● Exercise task
Find every line of the listing below where "slunce" appears, and copy it.
-- start Data in this exercise --
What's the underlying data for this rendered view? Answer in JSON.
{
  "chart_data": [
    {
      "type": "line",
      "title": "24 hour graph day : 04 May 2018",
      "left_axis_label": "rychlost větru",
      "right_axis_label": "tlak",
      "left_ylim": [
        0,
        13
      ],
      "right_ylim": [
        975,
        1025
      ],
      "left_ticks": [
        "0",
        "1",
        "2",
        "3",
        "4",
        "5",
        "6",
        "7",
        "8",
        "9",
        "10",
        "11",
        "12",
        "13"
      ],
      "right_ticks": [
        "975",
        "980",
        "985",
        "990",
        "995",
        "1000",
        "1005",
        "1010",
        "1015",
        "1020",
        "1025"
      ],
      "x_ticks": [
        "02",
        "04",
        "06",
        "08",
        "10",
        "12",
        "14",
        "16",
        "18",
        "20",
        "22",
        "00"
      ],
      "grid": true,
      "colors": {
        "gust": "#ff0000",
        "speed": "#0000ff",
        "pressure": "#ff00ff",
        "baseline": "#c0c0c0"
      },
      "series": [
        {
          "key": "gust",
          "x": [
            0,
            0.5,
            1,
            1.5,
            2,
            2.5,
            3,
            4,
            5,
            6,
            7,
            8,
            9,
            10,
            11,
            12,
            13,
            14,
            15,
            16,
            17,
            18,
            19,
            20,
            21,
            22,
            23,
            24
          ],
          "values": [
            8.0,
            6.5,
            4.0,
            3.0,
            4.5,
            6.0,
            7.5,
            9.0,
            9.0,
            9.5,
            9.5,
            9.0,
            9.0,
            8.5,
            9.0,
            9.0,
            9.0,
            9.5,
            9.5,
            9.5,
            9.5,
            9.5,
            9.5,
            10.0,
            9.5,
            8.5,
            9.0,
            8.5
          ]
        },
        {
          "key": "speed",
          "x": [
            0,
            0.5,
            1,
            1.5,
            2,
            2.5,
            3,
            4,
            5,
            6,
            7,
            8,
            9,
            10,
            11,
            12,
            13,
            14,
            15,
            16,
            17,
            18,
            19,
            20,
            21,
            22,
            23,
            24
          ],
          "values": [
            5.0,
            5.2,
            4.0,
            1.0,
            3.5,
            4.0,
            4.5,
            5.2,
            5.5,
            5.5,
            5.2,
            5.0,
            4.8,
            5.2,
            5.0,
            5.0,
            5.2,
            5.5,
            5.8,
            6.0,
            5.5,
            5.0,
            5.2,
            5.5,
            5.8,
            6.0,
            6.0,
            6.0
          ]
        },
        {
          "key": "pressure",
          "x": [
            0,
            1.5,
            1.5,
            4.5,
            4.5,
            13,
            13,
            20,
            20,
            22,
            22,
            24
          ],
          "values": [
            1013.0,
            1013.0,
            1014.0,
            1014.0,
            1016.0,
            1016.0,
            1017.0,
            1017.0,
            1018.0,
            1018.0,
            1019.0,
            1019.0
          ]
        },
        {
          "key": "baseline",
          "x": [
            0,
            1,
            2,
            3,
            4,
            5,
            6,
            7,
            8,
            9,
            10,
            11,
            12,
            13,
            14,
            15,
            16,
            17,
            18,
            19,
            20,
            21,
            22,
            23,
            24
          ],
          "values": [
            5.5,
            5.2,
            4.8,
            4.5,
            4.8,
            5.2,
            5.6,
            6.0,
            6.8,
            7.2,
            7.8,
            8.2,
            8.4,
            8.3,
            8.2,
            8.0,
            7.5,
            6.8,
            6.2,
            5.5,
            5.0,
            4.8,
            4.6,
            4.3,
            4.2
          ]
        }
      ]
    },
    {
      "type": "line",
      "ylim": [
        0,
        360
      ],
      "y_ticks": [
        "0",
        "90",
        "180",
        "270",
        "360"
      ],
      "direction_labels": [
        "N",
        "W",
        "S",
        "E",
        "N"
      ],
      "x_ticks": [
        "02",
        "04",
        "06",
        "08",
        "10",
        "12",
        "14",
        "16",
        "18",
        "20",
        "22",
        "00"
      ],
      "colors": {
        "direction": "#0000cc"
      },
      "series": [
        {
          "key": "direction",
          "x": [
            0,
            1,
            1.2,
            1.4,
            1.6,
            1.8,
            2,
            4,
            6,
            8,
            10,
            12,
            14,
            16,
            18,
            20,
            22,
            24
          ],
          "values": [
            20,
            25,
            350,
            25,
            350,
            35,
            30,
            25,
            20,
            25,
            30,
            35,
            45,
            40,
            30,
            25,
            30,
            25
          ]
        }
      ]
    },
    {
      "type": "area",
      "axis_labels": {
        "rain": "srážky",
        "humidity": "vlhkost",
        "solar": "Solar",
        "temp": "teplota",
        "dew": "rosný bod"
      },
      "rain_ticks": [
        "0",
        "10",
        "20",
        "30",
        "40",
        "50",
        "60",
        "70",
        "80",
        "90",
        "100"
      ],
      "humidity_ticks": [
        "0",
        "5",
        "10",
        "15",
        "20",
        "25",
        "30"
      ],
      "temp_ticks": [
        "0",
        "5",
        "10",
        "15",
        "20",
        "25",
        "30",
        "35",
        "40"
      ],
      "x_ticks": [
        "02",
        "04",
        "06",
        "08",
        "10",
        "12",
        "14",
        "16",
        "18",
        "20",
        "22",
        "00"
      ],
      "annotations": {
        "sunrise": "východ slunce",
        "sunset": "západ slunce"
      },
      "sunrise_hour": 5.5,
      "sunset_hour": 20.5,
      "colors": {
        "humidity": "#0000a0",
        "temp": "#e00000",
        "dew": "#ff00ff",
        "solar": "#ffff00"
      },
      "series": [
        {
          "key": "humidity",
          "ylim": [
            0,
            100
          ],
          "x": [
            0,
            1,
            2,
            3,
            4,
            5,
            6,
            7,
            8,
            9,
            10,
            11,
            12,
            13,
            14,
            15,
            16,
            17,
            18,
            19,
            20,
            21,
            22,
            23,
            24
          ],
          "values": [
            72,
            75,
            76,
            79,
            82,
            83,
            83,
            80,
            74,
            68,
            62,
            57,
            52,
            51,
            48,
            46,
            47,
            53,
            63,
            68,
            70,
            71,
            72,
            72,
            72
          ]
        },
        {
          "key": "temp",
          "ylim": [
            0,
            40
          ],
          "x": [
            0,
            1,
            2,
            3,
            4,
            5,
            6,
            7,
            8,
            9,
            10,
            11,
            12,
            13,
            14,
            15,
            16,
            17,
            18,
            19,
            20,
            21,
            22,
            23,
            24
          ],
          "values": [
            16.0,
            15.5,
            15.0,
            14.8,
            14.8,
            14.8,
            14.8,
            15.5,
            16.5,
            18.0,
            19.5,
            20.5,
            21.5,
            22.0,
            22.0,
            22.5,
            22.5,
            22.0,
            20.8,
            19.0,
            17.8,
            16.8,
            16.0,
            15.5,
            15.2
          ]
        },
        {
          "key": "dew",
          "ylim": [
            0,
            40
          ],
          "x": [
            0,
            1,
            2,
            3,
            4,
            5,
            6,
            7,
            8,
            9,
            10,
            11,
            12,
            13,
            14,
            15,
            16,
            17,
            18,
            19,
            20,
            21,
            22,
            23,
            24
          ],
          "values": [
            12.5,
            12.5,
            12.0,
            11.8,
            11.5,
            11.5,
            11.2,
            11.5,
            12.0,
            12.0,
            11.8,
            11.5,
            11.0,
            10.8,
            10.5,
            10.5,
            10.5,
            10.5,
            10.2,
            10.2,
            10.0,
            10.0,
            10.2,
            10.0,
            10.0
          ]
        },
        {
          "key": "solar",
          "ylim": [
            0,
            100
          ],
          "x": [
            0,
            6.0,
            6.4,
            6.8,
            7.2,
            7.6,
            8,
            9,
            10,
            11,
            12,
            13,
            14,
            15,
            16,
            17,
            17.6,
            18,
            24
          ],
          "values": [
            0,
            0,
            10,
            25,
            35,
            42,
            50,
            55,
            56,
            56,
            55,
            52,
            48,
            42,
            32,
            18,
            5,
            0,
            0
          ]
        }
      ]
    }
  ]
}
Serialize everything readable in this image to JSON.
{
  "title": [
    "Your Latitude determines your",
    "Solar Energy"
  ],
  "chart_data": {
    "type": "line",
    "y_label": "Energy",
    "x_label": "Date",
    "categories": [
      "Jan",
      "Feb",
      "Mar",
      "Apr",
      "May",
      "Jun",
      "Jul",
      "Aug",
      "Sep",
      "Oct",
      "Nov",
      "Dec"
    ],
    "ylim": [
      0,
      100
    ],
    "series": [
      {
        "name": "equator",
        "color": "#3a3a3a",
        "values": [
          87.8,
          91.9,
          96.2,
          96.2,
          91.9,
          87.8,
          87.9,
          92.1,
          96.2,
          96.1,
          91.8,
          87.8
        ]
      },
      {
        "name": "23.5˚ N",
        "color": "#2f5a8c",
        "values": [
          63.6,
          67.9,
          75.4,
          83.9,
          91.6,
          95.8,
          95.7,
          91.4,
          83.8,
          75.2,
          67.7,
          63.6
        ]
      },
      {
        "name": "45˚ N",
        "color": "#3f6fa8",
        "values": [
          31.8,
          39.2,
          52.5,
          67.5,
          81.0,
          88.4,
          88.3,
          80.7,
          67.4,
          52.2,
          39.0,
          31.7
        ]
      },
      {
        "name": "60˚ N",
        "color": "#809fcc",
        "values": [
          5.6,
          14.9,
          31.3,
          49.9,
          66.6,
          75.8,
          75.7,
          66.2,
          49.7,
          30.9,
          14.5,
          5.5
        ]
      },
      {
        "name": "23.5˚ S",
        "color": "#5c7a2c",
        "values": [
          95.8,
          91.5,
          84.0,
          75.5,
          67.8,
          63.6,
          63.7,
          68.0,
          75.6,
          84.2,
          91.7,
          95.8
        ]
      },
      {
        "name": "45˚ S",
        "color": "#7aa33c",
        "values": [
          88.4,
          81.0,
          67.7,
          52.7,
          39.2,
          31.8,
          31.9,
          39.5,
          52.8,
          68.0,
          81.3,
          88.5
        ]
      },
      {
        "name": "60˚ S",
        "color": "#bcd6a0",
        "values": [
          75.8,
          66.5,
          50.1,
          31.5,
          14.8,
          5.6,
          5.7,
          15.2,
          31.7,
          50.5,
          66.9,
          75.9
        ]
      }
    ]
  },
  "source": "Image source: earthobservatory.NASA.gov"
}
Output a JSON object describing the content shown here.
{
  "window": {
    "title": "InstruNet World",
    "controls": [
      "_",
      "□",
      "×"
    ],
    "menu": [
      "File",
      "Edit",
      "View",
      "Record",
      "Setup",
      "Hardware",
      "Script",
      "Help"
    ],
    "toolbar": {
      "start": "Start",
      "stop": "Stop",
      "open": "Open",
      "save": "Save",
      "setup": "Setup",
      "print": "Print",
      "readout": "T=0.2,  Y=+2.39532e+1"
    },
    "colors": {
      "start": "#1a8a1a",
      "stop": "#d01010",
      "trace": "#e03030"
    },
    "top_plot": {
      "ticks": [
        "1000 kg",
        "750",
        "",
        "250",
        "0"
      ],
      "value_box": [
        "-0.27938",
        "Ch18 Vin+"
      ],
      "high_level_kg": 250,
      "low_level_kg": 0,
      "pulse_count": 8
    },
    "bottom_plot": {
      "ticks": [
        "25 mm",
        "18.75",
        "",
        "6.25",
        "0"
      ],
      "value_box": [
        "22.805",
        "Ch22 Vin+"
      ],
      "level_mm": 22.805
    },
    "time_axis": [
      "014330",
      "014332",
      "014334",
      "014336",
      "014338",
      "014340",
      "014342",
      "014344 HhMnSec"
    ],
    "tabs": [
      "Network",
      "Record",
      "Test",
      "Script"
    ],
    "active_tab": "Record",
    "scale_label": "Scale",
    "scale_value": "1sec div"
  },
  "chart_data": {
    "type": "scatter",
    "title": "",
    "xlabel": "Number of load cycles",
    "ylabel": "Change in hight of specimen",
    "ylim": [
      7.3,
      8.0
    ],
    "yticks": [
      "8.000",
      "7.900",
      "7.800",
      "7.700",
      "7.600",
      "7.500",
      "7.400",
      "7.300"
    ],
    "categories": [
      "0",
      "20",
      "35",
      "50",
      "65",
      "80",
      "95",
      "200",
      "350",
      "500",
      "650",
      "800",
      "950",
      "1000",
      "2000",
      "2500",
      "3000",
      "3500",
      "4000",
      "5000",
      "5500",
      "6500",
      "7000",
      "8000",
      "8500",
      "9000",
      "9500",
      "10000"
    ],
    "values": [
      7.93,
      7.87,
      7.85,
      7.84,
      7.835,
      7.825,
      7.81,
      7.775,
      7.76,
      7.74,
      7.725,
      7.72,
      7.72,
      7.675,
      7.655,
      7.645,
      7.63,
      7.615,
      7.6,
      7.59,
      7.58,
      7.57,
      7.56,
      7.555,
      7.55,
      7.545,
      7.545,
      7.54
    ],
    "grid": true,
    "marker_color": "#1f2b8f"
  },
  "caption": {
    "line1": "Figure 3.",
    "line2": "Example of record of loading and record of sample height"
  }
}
-- end Data in this exercise --
● Task answer
        "sunrise": "východ slunce",
        "sunset": "západ slunce"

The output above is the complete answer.